What the exercise asks ▸ In the listing below, identify each line with the word "numeriche" and return those lines.

··· Information supplied

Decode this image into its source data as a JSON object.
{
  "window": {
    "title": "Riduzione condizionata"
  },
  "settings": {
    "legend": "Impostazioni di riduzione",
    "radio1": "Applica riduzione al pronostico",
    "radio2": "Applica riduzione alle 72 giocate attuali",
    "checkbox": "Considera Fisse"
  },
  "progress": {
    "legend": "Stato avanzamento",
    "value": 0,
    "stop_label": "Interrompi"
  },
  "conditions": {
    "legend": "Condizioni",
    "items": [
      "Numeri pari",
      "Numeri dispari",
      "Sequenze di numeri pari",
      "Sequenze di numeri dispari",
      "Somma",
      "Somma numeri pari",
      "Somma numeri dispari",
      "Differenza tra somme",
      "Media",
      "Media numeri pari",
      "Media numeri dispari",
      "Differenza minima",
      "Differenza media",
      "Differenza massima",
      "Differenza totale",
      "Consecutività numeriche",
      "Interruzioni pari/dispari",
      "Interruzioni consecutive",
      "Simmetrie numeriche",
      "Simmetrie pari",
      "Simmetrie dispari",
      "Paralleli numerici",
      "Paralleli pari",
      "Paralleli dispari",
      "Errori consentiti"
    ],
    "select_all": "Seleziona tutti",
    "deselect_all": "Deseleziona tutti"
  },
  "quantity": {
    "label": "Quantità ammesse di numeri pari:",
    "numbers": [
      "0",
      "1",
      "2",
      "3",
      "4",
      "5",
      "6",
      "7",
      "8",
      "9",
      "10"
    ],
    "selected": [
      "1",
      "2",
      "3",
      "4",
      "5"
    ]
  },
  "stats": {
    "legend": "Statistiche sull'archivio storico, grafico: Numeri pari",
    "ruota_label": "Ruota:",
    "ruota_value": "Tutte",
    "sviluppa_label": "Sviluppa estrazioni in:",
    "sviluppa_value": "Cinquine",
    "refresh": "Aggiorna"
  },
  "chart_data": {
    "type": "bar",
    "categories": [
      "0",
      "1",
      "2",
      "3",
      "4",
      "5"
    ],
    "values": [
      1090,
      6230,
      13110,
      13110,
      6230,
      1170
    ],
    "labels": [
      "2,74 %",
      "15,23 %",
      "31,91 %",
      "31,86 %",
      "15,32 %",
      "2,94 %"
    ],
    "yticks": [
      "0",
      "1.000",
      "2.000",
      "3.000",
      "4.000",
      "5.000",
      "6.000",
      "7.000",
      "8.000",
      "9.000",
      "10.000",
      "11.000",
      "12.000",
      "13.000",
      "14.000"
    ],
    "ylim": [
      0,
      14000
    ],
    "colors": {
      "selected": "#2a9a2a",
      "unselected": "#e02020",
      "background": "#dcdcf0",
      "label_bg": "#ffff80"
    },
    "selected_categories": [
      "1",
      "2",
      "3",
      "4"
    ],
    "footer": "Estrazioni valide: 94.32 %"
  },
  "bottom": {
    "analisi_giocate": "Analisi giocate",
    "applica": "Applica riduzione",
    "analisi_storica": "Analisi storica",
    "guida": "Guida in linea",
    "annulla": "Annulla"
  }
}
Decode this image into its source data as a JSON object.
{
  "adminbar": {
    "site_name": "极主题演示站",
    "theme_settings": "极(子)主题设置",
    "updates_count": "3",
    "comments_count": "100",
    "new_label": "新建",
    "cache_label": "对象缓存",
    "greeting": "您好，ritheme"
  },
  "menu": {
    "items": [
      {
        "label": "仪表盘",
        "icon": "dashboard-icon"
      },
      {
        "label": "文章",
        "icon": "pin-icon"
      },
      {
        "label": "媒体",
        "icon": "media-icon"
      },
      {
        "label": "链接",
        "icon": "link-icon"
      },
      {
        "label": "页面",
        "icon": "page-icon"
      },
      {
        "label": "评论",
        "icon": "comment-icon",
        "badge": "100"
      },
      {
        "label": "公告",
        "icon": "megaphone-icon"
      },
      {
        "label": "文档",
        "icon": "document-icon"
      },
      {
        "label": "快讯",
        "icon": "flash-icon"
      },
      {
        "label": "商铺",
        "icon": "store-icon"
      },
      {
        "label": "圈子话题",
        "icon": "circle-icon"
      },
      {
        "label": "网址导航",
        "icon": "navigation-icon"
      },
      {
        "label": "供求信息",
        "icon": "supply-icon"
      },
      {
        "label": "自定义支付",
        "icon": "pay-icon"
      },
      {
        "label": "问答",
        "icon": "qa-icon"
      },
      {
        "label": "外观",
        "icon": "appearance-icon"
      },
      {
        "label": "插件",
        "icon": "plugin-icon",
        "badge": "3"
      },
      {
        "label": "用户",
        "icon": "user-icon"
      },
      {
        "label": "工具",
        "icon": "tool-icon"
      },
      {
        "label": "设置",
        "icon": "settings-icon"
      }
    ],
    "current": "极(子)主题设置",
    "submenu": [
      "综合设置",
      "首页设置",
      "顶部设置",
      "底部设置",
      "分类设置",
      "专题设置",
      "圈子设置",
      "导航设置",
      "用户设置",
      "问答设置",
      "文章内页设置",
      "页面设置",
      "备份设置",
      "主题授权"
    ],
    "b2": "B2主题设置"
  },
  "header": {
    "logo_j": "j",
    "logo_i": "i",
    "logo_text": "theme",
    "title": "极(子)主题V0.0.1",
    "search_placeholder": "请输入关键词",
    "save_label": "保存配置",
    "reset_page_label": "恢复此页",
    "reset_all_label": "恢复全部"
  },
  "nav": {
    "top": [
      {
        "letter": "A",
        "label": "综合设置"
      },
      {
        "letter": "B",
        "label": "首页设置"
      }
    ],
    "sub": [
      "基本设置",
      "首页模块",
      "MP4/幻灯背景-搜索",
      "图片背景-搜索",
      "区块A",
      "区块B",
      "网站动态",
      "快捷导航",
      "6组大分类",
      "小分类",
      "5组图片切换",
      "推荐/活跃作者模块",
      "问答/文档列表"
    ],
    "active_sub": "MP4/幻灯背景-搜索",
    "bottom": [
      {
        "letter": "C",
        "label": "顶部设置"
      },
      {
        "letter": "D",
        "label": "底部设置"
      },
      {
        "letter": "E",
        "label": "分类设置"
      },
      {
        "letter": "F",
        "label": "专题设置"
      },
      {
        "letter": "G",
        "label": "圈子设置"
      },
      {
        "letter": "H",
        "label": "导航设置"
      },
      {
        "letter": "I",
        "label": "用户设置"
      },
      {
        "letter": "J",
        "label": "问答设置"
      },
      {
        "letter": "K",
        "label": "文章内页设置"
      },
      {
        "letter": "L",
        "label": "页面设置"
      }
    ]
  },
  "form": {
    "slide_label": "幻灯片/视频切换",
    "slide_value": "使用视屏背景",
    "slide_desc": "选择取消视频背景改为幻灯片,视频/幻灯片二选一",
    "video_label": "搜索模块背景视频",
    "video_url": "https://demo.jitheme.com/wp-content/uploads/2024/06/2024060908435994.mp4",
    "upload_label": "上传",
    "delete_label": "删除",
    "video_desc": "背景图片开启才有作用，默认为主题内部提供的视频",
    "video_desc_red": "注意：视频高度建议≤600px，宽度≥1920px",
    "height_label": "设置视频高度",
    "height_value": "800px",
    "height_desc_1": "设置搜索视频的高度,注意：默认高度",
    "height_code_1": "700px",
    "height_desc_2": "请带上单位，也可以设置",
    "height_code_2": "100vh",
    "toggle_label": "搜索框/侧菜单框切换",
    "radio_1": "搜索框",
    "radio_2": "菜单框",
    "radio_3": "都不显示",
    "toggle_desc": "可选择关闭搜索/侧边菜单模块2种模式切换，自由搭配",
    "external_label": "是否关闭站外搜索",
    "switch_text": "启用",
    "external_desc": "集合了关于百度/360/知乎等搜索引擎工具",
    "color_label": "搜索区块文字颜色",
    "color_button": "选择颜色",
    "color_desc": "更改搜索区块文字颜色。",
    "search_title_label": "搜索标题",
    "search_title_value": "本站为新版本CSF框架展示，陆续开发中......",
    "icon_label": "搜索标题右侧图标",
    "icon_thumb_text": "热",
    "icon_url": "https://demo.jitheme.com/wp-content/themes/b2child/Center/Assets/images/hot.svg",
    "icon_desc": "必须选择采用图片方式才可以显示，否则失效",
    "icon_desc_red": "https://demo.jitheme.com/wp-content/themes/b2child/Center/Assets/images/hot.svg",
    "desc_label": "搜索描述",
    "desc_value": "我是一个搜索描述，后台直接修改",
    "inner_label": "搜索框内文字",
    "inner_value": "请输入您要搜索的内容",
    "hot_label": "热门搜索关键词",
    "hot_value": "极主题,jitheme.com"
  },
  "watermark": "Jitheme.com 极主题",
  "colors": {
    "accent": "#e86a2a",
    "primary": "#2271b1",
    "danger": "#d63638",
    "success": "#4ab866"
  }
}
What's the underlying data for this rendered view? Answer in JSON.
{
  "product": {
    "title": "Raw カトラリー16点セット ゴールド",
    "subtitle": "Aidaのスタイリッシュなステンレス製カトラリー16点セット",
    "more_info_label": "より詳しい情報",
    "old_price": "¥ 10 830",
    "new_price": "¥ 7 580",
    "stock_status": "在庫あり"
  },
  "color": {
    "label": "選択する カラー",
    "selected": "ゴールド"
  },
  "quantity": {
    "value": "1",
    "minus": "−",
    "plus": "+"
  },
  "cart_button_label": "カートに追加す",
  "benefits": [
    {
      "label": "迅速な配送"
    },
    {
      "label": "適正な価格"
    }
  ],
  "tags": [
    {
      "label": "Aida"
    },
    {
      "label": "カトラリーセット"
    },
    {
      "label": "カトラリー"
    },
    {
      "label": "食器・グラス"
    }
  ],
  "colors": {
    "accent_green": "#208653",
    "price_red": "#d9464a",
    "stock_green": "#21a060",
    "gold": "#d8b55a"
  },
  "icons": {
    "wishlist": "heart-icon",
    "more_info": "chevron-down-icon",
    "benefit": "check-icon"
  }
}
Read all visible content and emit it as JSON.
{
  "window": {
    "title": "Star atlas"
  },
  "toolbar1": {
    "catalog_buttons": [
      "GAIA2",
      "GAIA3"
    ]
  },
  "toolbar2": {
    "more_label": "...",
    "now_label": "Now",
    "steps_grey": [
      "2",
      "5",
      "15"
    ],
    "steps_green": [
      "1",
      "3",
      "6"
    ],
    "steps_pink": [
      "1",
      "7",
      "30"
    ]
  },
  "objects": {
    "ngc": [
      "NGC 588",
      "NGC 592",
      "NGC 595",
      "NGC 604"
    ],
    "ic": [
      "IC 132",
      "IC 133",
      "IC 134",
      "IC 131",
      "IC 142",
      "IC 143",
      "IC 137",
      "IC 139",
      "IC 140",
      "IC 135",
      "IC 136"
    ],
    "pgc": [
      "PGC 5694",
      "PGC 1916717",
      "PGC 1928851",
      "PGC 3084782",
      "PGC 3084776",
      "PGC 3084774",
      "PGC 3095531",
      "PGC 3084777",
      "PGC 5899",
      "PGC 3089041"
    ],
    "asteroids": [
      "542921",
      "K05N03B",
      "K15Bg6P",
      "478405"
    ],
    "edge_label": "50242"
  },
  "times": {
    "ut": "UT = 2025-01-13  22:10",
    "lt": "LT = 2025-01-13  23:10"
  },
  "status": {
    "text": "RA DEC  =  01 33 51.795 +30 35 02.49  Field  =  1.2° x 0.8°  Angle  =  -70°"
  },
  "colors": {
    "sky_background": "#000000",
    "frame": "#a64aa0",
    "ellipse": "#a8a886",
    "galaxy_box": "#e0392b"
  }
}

······

Correct answer ▸
      "Consecutività numeriche",
      "Simmetrie numeriche",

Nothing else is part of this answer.